Source data -
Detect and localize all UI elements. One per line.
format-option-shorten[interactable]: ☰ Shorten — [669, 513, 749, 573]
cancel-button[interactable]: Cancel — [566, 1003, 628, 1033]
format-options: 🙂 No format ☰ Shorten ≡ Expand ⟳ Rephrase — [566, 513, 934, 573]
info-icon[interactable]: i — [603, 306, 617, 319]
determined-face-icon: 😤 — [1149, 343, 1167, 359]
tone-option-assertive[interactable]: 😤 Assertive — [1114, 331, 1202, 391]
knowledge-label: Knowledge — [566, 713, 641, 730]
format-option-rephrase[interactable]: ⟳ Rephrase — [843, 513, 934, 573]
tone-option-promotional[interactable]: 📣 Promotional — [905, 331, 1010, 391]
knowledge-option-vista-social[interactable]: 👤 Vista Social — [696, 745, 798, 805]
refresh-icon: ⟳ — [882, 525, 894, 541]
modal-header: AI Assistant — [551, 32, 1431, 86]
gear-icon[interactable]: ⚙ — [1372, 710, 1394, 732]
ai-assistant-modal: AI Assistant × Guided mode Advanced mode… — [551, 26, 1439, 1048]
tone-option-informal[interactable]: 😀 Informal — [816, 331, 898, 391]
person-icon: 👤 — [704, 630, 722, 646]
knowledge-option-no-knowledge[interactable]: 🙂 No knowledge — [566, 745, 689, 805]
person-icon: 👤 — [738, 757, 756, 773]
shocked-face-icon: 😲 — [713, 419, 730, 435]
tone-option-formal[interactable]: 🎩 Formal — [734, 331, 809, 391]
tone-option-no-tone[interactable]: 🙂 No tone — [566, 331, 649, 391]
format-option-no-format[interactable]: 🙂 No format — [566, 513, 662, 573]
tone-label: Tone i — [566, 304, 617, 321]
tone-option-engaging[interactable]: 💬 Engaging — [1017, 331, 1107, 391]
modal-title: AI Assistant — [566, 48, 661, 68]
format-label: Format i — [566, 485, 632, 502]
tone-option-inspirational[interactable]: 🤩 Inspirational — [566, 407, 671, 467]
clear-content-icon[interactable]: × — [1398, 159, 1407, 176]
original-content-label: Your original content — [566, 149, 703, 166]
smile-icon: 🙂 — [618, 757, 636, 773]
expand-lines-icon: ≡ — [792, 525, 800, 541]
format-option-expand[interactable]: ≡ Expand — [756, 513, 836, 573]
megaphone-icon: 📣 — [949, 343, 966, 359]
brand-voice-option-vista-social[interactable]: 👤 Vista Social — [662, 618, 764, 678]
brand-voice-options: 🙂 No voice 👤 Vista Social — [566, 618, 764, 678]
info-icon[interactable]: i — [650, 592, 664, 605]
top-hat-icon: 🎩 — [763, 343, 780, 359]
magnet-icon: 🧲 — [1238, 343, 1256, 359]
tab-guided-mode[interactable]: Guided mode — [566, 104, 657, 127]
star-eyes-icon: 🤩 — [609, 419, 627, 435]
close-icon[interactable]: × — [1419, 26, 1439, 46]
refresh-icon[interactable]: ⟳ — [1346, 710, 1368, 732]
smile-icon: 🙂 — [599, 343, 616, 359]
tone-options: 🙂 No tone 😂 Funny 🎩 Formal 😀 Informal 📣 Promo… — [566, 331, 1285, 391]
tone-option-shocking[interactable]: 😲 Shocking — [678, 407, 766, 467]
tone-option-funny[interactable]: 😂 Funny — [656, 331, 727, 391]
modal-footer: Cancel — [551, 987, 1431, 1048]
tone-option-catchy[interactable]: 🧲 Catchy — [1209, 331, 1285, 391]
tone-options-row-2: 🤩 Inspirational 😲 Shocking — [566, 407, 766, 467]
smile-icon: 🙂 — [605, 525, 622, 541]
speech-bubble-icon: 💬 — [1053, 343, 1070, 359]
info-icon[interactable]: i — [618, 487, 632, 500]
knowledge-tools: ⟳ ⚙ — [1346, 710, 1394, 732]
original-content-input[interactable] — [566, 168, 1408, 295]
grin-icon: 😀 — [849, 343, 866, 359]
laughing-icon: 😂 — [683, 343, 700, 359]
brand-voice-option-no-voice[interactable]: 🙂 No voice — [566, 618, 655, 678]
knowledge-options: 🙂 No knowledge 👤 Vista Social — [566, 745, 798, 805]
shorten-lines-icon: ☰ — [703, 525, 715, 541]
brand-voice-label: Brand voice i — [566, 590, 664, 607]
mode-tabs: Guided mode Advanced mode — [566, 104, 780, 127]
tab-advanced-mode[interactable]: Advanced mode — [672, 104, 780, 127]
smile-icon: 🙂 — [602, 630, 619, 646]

Exercise directions - Copy out the rows again word for word, starting at the first row and ending at the line that contains "modal-title: AI Assistant", with that line included.

Correct result -
Detect and localize all UI elements. One per line.
format-option-shorten[interactable]: ☰ Shorten — [669, 513, 749, 573]
cancel-button[interactable]: Cancel — [566, 1003, 628, 1033]
format-options: 🙂 No format ☰ Shorten ≡ Expand ⟳ Rephrase — [566, 513, 934, 573]
info-icon[interactable]: i — [603, 306, 617, 319]
determined-face-icon: 😤 — [1149, 343, 1167, 359]
tone-option-assertive[interactable]: 😤 Assertive — [1114, 331, 1202, 391]
knowledge-label: Knowledge — [566, 713, 641, 730]
format-option-rephrase[interactable]: ⟳ Rephrase — [843, 513, 934, 573]
tone-option-promotional[interactable]: 📣 Promotional — [905, 331, 1010, 391]
knowledge-option-vista-social[interactable]: 👤 Vista Social — [696, 745, 798, 805]
refresh-icon: ⟳ — [882, 525, 894, 541]
modal-header: AI Assistant — [551, 32, 1431, 86]
gear-icon[interactable]: ⚙ — [1372, 710, 1394, 732]
ai-assistant-modal: AI Assistant × Guided mode Advanced mode… — [551, 26, 1439, 1048]
tone-option-informal[interactable]: 😀 Informal — [816, 331, 898, 391]
person-icon: 👤 — [704, 630, 722, 646]
knowledge-option-no-knowledge[interactable]: 🙂 No knowledge — [566, 745, 689, 805]
person-icon: 👤 — [738, 757, 756, 773]
shocked-face-icon: 😲 — [713, 419, 730, 435]
tone-option-formal[interactable]: 🎩 Formal — [734, 331, 809, 391]
tone-option-no-tone[interactable]: 🙂 No tone — [566, 331, 649, 391]
format-option-no-format[interactable]: 🙂 No format — [566, 513, 662, 573]
tone-label: Tone i — [566, 304, 617, 321]
tone-option-engaging[interactable]: 💬 Engaging — [1017, 331, 1107, 391]
modal-title: AI Assistant — [566, 48, 661, 68]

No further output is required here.